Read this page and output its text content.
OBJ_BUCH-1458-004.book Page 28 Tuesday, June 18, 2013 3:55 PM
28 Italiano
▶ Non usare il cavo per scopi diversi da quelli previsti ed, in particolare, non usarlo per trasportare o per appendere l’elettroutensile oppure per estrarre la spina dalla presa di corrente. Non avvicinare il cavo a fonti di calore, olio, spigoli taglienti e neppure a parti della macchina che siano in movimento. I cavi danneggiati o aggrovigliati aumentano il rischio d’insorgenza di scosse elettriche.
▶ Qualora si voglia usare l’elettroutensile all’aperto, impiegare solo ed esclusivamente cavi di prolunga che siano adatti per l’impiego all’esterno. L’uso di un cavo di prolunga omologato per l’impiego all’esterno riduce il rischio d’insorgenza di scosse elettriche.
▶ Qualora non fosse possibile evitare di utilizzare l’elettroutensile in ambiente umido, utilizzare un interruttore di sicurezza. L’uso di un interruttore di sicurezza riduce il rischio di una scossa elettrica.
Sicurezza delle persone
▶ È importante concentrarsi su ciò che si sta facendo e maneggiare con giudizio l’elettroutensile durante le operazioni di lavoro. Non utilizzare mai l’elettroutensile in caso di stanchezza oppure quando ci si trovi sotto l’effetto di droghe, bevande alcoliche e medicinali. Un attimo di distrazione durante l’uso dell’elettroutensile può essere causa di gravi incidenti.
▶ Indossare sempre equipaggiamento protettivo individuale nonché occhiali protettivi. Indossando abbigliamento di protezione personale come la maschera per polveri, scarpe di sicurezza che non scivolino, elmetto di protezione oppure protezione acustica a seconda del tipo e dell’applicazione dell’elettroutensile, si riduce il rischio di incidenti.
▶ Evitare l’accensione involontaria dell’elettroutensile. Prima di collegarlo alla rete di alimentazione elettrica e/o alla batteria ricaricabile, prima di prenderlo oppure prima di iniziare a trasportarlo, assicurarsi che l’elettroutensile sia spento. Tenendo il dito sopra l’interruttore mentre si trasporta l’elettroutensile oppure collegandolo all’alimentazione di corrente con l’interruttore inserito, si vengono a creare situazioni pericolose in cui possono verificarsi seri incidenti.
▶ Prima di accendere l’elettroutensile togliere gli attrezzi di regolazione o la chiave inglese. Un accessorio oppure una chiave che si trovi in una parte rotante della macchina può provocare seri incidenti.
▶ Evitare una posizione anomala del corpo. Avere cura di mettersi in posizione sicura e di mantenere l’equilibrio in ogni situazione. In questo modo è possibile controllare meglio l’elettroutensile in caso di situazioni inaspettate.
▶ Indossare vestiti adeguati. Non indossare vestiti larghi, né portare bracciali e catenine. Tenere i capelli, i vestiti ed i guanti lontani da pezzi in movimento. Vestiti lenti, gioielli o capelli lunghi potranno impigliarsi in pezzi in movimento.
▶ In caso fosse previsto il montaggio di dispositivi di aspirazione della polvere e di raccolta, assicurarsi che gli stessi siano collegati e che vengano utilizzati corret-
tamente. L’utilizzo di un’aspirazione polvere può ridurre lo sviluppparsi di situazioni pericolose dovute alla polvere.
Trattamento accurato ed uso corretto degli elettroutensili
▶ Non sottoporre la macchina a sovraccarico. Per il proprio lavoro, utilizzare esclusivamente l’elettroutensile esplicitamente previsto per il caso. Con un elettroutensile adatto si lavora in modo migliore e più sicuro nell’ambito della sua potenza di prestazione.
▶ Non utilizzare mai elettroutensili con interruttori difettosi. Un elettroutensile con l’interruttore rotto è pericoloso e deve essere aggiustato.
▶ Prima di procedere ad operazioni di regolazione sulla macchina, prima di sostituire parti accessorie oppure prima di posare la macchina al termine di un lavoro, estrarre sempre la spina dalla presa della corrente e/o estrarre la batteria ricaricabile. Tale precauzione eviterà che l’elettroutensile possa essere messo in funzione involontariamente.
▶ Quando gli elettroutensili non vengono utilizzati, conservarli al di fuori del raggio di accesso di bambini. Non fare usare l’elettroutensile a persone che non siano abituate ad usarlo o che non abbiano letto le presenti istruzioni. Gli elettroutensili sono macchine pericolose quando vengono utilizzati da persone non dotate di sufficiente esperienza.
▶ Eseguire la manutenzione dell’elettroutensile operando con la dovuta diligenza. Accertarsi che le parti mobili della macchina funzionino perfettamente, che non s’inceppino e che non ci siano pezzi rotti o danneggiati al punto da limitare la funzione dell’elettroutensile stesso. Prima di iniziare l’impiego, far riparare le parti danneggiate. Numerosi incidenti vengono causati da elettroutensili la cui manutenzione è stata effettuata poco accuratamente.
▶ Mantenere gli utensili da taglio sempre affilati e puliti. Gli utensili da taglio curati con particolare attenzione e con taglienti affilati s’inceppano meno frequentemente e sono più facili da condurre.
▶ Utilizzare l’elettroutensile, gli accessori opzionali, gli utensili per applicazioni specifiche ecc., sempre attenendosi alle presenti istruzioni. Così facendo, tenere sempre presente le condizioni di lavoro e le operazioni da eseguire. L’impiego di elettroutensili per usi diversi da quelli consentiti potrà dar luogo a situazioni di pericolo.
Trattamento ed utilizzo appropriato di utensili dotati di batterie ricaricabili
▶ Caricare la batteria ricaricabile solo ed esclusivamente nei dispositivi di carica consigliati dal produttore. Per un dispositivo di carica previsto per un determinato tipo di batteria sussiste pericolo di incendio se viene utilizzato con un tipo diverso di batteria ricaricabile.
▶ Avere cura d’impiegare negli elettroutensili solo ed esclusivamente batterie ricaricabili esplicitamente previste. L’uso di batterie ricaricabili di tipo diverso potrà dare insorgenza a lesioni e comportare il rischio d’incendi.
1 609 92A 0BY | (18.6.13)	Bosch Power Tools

**Short exercise:**
In the data above, count the lines where the word "Avere" appears; reply with the number only.

**Solution:**
2